Document excerpt

But I do also think about the world in which we all, law librarians, work. What are the circumstances that put us in the position of having leaders fall, or put ourselves in that position: law librarians embezzling money in Kern County (CA) or Knox County (KY) or racial profiling in Ontario?
One thing I have wondered is if the relatively limited number of opportunities in our professional world, especially as we become more senior, creates their own issues. There are clearly people who have spent 30 years in an organization who have not done anything that would result in this sort of outcome. But, at the same time, people in these roles often don’t have a lot of other options.
I have sometimes wondered about my own itinerant job path. I wonder if it is due at least in part to my own concern about ending up stuck in a role. I think that, on the whole, my lack of attachment to financial rewards (I like being paid for my work but I do not work to earn more money) probably means that I can make choices to jump from organization to organization more easily than someone who is tied to their lawyer persona or their pay cheque relative to other people.

Given data

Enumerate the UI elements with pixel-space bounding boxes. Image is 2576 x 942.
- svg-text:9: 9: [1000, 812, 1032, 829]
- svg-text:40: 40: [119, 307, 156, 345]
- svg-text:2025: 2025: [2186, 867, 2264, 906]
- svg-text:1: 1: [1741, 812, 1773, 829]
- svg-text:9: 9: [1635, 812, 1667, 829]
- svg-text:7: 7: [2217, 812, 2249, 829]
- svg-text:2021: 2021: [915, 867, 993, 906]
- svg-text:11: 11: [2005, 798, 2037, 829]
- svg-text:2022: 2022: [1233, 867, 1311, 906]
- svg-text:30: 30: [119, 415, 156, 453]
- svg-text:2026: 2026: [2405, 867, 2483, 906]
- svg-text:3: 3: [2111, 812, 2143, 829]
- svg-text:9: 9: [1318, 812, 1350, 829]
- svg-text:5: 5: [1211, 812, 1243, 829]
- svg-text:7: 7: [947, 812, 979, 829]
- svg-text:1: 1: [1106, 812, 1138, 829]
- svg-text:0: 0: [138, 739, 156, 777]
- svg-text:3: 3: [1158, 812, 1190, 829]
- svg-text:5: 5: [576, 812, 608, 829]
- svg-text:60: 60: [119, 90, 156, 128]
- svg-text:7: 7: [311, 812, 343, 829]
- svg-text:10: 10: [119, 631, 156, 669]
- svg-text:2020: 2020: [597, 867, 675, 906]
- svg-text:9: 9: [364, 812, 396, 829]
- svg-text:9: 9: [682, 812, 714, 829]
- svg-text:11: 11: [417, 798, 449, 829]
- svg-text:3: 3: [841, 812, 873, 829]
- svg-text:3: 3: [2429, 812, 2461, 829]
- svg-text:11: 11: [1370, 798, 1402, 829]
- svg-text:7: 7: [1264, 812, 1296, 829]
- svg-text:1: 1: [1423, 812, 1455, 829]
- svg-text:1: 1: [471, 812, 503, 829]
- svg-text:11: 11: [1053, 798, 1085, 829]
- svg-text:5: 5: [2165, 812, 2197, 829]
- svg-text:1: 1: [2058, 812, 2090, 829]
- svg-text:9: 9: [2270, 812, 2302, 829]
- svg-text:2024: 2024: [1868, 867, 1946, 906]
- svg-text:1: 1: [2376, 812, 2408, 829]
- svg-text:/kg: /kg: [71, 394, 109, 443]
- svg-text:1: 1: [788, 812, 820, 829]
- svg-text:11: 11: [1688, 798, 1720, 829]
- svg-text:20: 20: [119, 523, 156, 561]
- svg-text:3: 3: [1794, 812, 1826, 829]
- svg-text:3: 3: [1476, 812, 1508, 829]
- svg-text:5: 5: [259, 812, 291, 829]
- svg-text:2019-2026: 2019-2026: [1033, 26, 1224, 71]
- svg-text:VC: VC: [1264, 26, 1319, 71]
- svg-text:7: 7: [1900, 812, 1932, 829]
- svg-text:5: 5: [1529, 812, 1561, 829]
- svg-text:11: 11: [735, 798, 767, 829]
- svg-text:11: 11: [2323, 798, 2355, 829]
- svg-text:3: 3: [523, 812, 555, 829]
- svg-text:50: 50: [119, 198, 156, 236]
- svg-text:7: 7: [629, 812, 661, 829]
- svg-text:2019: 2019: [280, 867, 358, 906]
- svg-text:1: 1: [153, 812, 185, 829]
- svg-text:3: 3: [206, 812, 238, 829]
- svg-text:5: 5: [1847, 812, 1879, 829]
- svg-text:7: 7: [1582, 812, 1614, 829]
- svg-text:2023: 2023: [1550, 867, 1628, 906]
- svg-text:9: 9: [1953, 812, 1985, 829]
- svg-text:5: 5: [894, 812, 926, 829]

Task item
Pick up the essay on law librarians and their career paths after its last sentence and carry it forward. The rows have nothing to do with what you are asked to do here.

Answer to the problem
A seasoned bar association executive or law library director or dean is not going to be able to jump into a new field easily (and no one is going to revere the law degree in the same way). If those senior people are not really very good at their job (you can become a dean or a law library director or a non-profit senior staff and still be a jerk or incompetent), there’s even less chance they’d find a home outside the legal profession or legal-adjacent organizations.
Our professional world seems so small that I guess each one of these events just stands out so starkly to me. Sure, each individual case may be an “exception”. But the outcome may just mean that other things are failing, allowing these other outcomes to happen. A common thread seems to be that lawyer-based governance boards aren’t very good at monitoring organizational finances. The Ohio law library I worked at had suffered something similar when the treasurer (a lawyer member of the Board) had embezzled from the law library.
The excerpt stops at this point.